Data items:
— BEGIN —

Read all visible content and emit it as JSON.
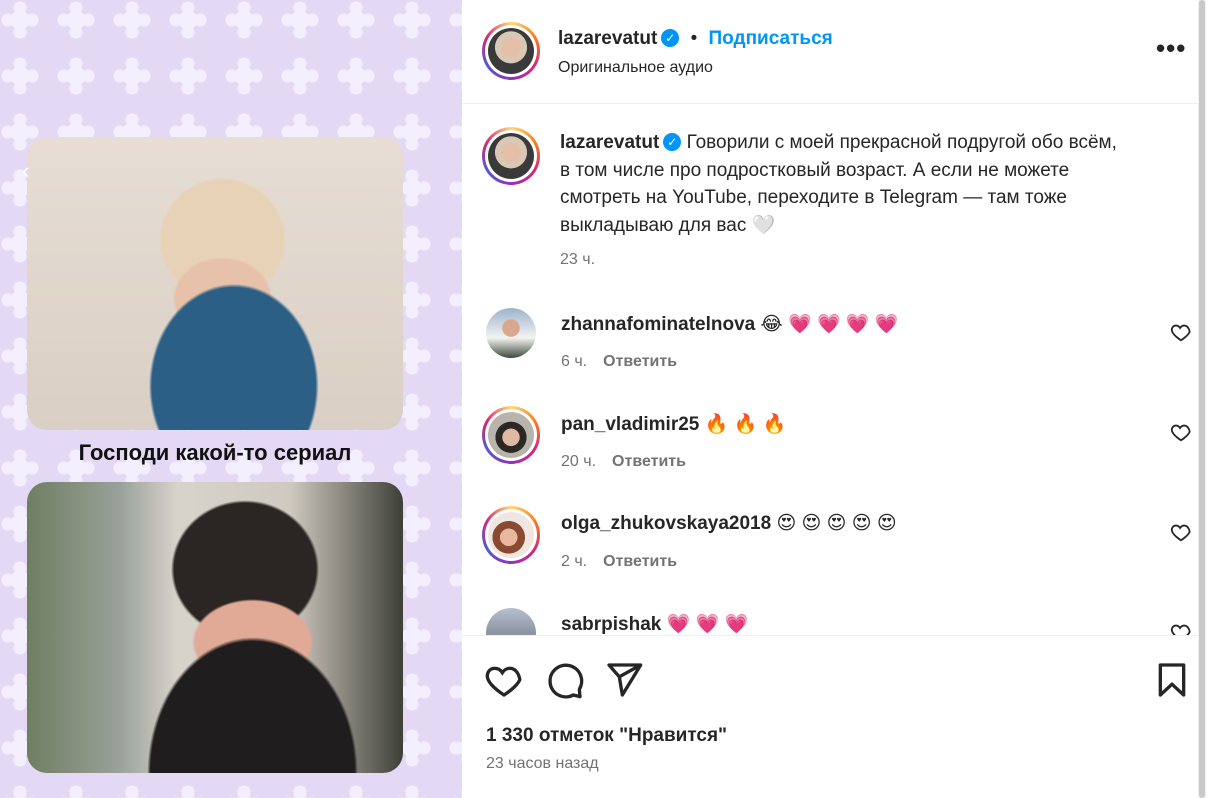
{
  "media": {
    "caption": "Господи какой-то сериал"
  },
  "post": {
    "author": "lazarevatut",
    "separator": "•",
    "follow_label": "Подписаться",
    "audio_label": "Оригинальное аудио",
    "more_label": "•••",
    "caption_text": "Говорили с моей прекрасной подругой обо всём, в том числе про подростковый возраст. А если не можете смотреть на YouTube, переходите в Telegram — там тоже выкладываю для вас 🤍",
    "caption_time": "23 ч."
  },
  "comments": [
    {
      "username": "zhannafominatelnova",
      "text": "😂 💗 💗 💗 💗",
      "time": "6 ч.",
      "reply_label": "Ответить"
    },
    {
      "username": "pan_vladimir25",
      "text": "🔥 🔥 🔥",
      "time": "20 ч.",
      "reply_label": "Ответить"
    },
    {
      "username": "olga_zhukovskaya2018",
      "text": "😍 😍 😍 😍 😍",
      "time": "2 ч.",
      "reply_label": "Ответить"
    },
    {
      "username": "sabrpishak",
      "text": "💗 💗 💗",
      "time": "",
      "reply_label": ""
    }
  ],
  "footer": {
    "likes_text": "1 330 отметок \"Нравится\"",
    "posted_text": "23 часов назад"
  },
  "colors": {
    "accent": "#0095f6",
    "muted": "#737373",
    "text": "#262626"
  }
}
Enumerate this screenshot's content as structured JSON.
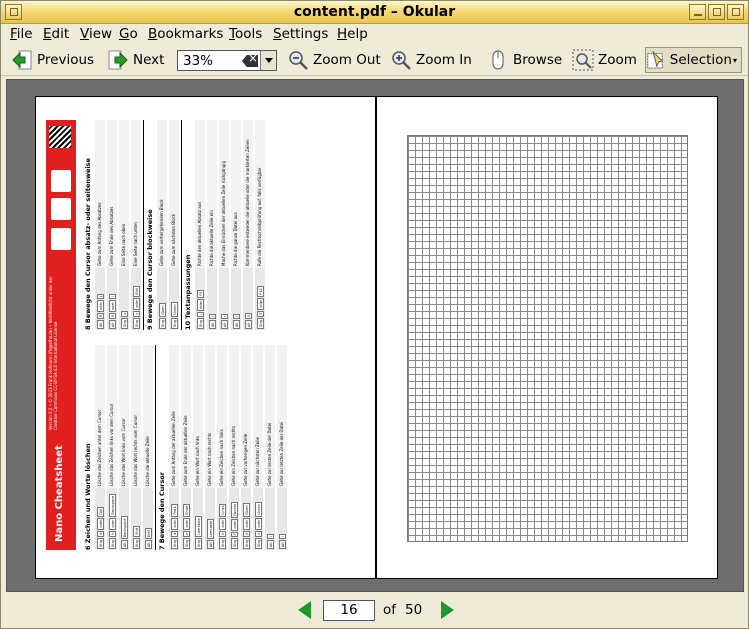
{
  "window": {
    "title": "content.pdf – Okular"
  },
  "menu": [
    {
      "label": "File",
      "accel": "F",
      "rest": "ile"
    },
    {
      "label": "Edit",
      "accel": "E",
      "rest": "dit"
    },
    {
      "label": "View",
      "accel": "V",
      "rest": "iew"
    },
    {
      "label": "Go",
      "accel": "G",
      "rest": "o"
    },
    {
      "label": "Bookmarks",
      "accel": "B",
      "rest": "ookmarks"
    },
    {
      "label": "Tools",
      "accel": "T",
      "rest": "ools"
    },
    {
      "label": "Settings",
      "accel": "S",
      "rest": "ettings"
    },
    {
      "label": "Help",
      "accel": "H",
      "rest": "elp"
    }
  ],
  "toolbar": {
    "previous": "Previous",
    "next": "Next",
    "zoom_value": "33%",
    "zoom_out": "Zoom Out",
    "zoom_in": "Zoom In",
    "browse": "Browse",
    "zoom": "Zoom",
    "selection": "Selection"
  },
  "document": {
    "left_page": {
      "header_title": "Nano Cheatsheet",
      "license_text": "Version 0.2 • © 2023 Frank Hofmann (fh@efho.de) • Veröffentlicht unter der Creative Commons CC-BY-SA 4.0 International License",
      "col1_heading1": "6 Zeichen und Worte löschen",
      "col1_rows1": [
        {
          "keys": [
            "Strg",
            "d",
            "oder",
            "Del"
          ],
          "desc": "Lösche das Zeichen unter dem Cursor"
        },
        {
          "keys": [
            "Strg",
            "h",
            "oder",
            "Backspace"
          ],
          "desc": "Lösche das Zeichen links vor dem Cursor"
        },
        {
          "keys": [
            "Alt",
            "Backspace"
          ],
          "desc": "Lösche das Wort links vom Cursor"
        },
        {
          "keys": [
            "Strg",
            "Entf"
          ],
          "desc": "Lösche das Wort rechts vom Cursor"
        },
        {
          "keys": [
            "Alt",
            "Entf"
          ],
          "desc": "Lösche die aktuelle Zeile"
        }
      ],
      "col1_heading2": "7 Bewege den Cursor",
      "col1_rows2": [
        {
          "keys": [
            "Strg",
            "a",
            "oder",
            "Pos1"
          ],
          "desc": "Gehe zum Anfang der aktuellen Zeile"
        },
        {
          "keys": [
            "Strg",
            "e",
            "oder",
            "Ende"
          ],
          "desc": "Gehe zum Ende der aktuellen Zeile"
        },
        {
          "keys": [
            "Strg",
            "Leertaste"
          ],
          "desc": "Gehe ein Wort nach links"
        },
        {
          "keys": [
            "Alt",
            "Leertaste"
          ],
          "desc": "Gehe ein Wort nach rechts"
        },
        {
          "keys": [
            "Strg",
            "b",
            "oder",
            "Links"
          ],
          "desc": "Gehe ein Zeichen nach links"
        },
        {
          "keys": [
            "Strg",
            "f",
            "oder",
            "Rechts"
          ],
          "desc": "Gehe ein Zeichen nach rechts"
        },
        {
          "keys": [
            "Strg",
            "p",
            "oder",
            "Oben"
          ],
          "desc": "Gehe zur vorherigen Zeile"
        },
        {
          "keys": [
            "Strg",
            "n",
            "oder",
            "Unten"
          ],
          "desc": "Gehe zur nächsten Zeile"
        },
        {
          "keys": [
            "Alt",
            "\\"
          ],
          "desc": "Gehe zur ersten Zeile der Datei"
        },
        {
          "keys": [
            "Alt",
            "/"
          ],
          "desc": "Gehe zur letzten Zeile der Datei"
        }
      ],
      "col2_heading1": "8 Bewege den Cursor absatz- oder seitenweise",
      "col2_rows1": [
        {
          "keys": [
            "Alt",
            "9",
            "oder",
            "("
          ],
          "desc": "Gehe zum Anfang des Absatzes"
        },
        {
          "keys": [
            "Alt",
            "0",
            "oder",
            ")"
          ],
          "desc": "Gehe zum Ende des Absatzes"
        },
        {
          "keys": [
            "Strg",
            "v"
          ],
          "desc": "Eine Seite nach oben"
        },
        {
          "keys": [
            "Strg",
            "y",
            "oder",
            "Bild"
          ],
          "desc": "Eine Seite nach unten"
        }
      ],
      "col2_heading2": "9 Bewege den Cursor blockweise",
      "col2_rows2": [
        {
          "keys": [
            "Strg",
            "Oben"
          ],
          "desc": "Gehe zum vorhergehenden Block"
        },
        {
          "keys": [
            "Strg",
            "Unten"
          ],
          "desc": "Gehe zum nächsten Block"
        }
      ],
      "col2_heading3": "10 Textanpassungen",
      "col2_rows3": [
        {
          "keys": [
            "Strg",
            "J",
            "oder",
            "F4"
          ],
          "desc": "Richte den aktuellen Absatz aus"
        },
        {
          "keys": [
            "Alt",
            "J"
          ],
          "desc": "Richte die aktuelle Zeile ein"
        },
        {
          "keys": [
            "Alt",
            "I"
          ],
          "desc": "Mache das Einrücken der aktuellen Zeile rückgängig"
        },
        {
          "keys": [
            "Alt",
            "J"
          ],
          "desc": "Richte die ganze Datei aus"
        },
        {
          "keys": [
            "Alt",
            "3"
          ],
          "desc": "Kommentiere entweder die aktuelle oder die markierten Zeilen"
        },
        {
          "keys": [
            "Strg",
            "T",
            "oder",
            "F12"
          ],
          "desc": "Rufe die Rechtschreibprüfung auf, falls verfügbar"
        }
      ]
    }
  },
  "navigation": {
    "current_page": "16",
    "of_label": "of",
    "total_pages": "50"
  },
  "colors": {
    "titlebar": "#f3d56a",
    "chrome": "#efebd8",
    "viewport": "#6e6e6e",
    "nav_arrow": "#1e9a2a",
    "cheatsheet_red": "#e0201e"
  },
  "icons": {
    "previous": "arrow-left-icon",
    "next": "arrow-right-icon",
    "zoom_out": "magnifier-minus-icon",
    "zoom_in": "magnifier-plus-icon",
    "browse": "mouse-icon",
    "zoom": "zoom-rect-icon",
    "selection": "selection-icon"
  }
}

— END —

**Goal**
Find every line that includes the string "Zeichen". Report how many there are and nothing else.

**The solution**
5